What needs to be done:
Find the lines with the string "name" and return them.

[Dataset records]
============================================================
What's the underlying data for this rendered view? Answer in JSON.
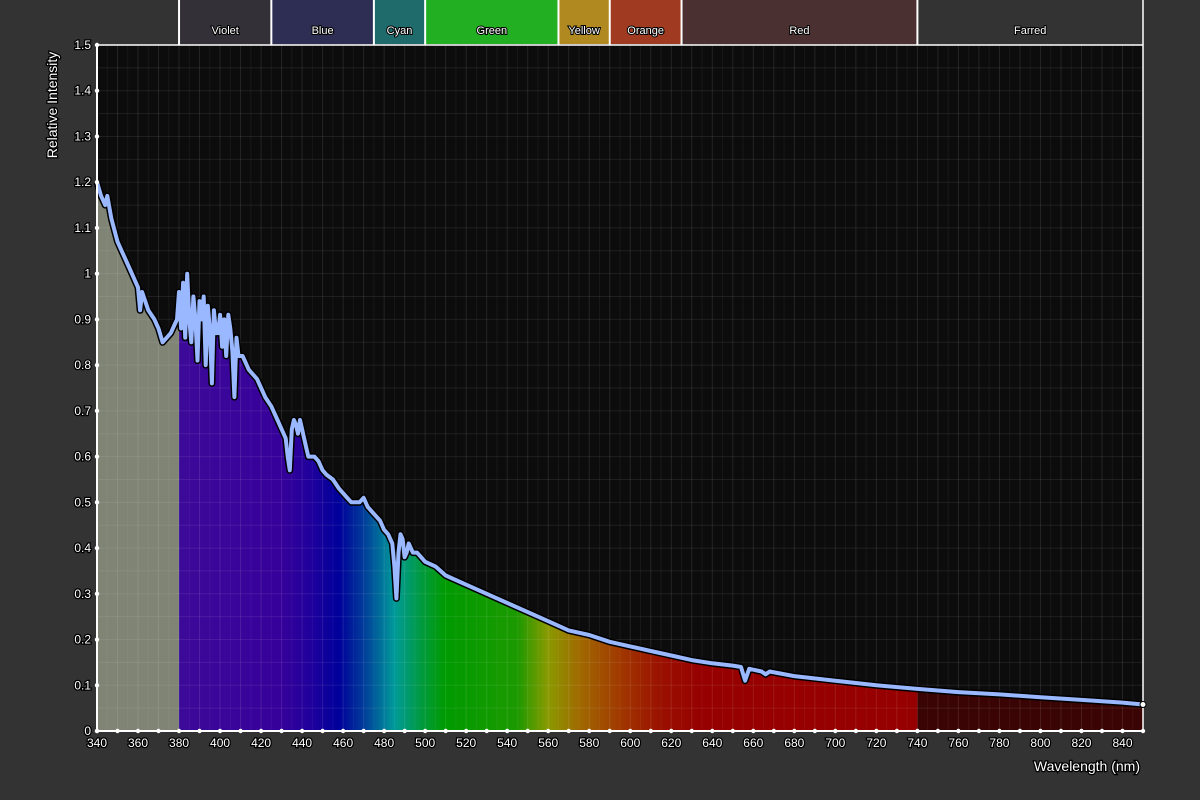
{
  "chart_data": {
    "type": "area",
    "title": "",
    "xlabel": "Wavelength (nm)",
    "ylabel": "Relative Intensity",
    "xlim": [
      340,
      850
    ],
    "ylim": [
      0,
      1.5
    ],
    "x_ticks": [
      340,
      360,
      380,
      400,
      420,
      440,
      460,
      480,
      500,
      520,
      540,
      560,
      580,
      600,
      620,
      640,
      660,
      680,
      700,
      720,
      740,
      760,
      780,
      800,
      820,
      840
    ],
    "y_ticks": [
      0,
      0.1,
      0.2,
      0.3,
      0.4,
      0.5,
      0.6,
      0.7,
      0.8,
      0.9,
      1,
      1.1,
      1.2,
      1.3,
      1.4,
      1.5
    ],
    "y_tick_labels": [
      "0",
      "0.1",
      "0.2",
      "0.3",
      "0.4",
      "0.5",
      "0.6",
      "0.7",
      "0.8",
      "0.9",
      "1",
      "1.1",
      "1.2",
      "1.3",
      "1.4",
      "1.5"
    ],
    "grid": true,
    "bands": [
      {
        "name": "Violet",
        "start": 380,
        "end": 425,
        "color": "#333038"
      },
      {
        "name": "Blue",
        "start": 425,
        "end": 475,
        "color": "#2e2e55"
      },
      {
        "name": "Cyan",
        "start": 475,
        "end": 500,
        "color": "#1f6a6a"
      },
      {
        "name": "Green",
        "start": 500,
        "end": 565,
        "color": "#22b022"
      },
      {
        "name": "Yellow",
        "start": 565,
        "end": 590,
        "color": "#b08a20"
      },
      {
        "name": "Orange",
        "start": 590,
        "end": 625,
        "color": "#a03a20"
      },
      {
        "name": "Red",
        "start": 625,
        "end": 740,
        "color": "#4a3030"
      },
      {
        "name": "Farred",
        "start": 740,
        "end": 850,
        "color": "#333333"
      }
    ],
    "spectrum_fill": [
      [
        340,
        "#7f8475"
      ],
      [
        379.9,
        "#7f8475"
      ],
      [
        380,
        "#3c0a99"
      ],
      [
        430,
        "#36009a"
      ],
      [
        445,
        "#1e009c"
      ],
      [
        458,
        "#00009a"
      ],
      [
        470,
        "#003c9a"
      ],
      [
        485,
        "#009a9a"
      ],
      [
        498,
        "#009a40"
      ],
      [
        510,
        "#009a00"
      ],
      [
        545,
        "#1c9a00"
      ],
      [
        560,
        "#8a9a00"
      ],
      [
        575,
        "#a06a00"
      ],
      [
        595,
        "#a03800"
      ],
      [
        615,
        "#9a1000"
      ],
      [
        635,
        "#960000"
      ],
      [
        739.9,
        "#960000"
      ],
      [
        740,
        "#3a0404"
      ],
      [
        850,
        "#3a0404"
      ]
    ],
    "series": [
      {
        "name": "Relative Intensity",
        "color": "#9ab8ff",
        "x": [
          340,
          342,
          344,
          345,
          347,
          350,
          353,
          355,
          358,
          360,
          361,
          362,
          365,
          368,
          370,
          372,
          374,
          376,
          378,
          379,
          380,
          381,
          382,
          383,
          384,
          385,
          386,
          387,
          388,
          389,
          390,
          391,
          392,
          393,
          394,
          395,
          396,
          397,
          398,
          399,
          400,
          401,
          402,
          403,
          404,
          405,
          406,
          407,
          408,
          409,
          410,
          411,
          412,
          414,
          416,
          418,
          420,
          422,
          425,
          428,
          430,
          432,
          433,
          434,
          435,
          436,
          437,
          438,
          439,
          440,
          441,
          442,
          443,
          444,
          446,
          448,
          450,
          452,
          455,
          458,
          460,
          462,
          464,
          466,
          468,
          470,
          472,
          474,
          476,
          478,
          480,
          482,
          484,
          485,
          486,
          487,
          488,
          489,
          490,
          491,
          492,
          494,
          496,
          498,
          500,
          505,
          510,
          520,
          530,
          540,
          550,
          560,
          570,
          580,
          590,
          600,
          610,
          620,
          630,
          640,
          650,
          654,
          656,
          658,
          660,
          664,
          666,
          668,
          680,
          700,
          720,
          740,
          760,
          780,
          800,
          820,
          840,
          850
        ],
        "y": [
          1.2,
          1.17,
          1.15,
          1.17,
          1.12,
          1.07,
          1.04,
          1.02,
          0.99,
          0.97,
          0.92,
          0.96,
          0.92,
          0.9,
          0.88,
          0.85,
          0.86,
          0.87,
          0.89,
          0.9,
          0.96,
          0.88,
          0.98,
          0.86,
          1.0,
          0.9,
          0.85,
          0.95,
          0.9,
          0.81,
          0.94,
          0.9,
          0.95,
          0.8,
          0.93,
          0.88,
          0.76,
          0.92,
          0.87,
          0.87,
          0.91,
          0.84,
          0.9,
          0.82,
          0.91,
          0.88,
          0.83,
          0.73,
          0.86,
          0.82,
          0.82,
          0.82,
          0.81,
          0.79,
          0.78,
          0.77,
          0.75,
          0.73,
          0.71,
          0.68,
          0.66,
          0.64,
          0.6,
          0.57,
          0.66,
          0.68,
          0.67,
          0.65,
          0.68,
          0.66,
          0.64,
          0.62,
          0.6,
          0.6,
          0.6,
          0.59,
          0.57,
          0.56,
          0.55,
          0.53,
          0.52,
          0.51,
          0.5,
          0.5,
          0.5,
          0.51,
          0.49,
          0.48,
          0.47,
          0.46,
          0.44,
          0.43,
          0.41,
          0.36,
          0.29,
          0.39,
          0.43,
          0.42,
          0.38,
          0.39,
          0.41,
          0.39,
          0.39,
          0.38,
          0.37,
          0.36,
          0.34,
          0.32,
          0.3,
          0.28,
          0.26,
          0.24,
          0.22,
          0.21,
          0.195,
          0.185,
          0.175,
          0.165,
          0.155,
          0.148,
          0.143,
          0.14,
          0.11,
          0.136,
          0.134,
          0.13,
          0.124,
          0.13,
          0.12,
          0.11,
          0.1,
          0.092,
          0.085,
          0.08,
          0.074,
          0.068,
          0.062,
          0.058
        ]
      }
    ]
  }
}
============================================================
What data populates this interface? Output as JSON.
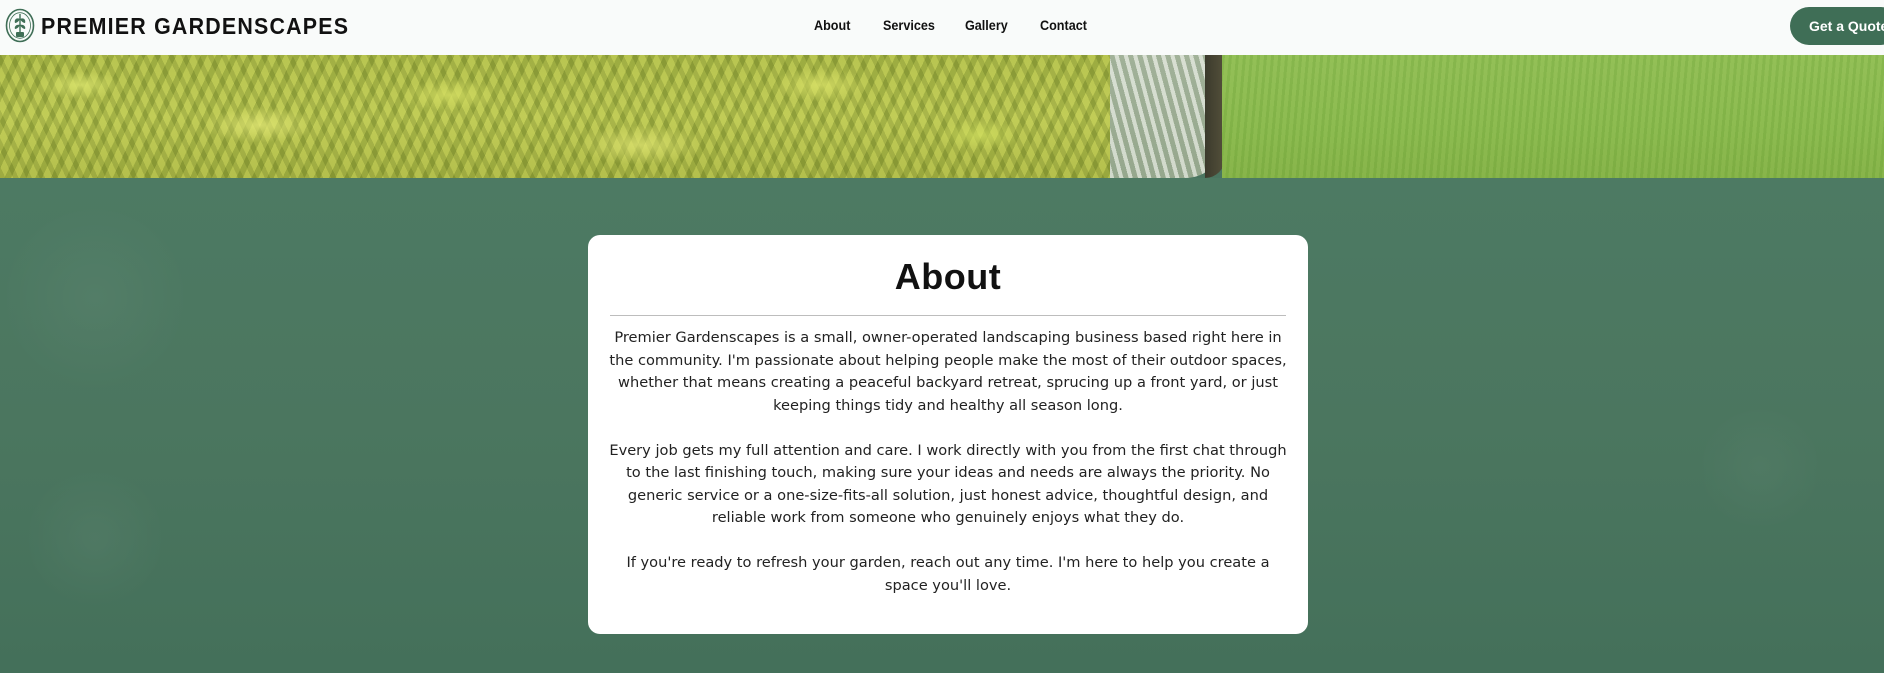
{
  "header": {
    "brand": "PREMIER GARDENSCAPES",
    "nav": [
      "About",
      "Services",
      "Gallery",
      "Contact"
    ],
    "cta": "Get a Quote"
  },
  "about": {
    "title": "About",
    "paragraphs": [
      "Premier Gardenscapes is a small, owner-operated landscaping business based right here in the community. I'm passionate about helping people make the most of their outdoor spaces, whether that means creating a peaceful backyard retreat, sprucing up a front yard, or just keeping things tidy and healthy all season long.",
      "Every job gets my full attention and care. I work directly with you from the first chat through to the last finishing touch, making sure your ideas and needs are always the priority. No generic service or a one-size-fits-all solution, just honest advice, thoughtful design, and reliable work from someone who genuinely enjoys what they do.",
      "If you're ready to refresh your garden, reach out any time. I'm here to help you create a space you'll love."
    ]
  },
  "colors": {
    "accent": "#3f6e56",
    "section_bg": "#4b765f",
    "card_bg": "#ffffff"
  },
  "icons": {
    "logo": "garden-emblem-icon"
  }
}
============================================================
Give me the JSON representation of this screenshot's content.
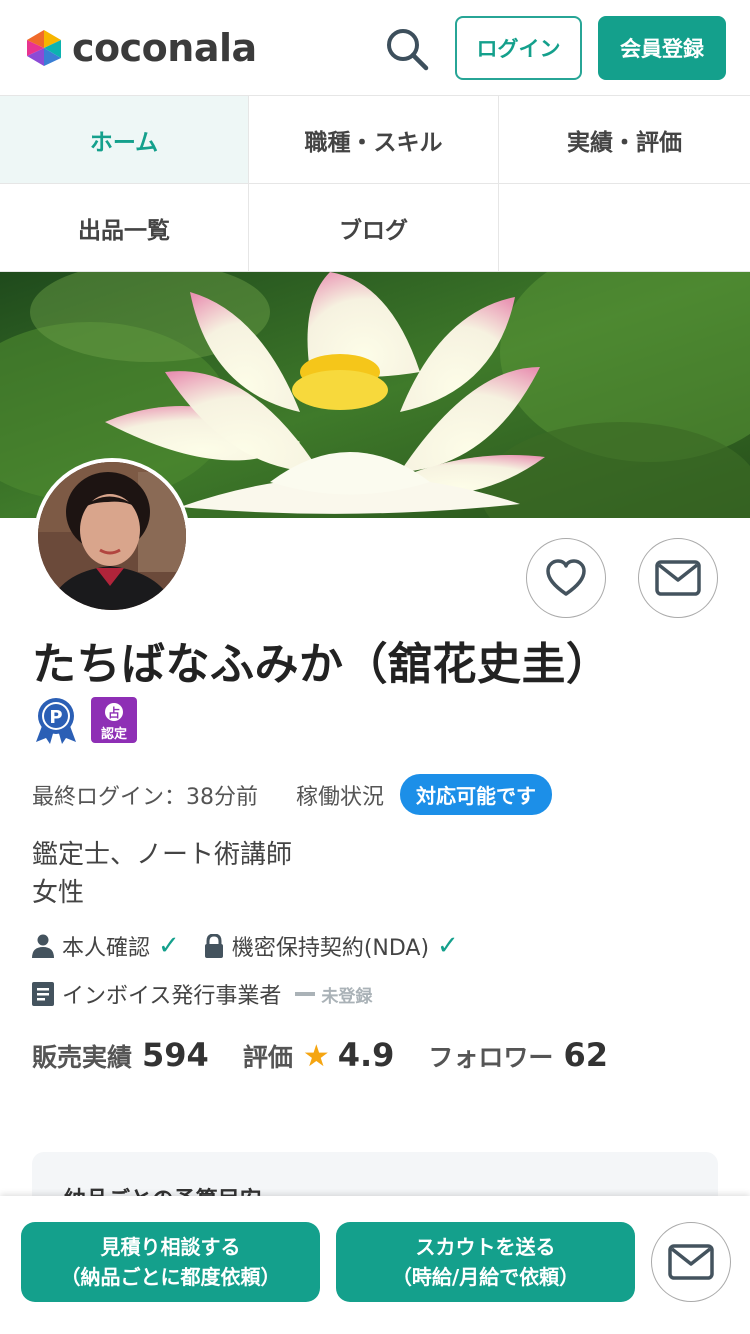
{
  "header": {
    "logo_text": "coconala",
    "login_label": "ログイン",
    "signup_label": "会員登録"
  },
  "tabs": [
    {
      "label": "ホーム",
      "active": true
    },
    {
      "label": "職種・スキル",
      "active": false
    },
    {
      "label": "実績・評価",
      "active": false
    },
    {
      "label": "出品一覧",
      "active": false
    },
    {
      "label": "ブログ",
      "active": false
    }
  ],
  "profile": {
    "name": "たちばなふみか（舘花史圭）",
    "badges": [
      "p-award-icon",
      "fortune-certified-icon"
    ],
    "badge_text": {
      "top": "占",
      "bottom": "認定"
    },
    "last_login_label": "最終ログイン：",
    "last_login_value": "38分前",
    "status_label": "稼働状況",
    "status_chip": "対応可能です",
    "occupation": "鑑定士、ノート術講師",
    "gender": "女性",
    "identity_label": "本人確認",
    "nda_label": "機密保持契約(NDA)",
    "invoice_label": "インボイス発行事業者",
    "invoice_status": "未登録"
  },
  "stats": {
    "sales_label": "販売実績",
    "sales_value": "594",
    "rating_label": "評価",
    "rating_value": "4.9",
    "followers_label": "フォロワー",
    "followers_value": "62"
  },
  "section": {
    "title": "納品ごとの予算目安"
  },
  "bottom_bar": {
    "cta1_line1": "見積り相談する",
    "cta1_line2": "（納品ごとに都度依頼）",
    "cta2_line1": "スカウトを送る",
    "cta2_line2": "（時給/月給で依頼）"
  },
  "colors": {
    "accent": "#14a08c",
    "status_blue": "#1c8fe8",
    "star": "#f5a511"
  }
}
============================================================
Answer below:
        "name": "Violet",
        "name": "Blue",
        "name": "Cyan",
        "name": "Green",
        "name": "Yellow",
        "name": "Orange",
        "name": "Red",
        "name": "Farred",
        "name": "Relative Intensity",
    "name": "たちばなふみか（舘花史圭）",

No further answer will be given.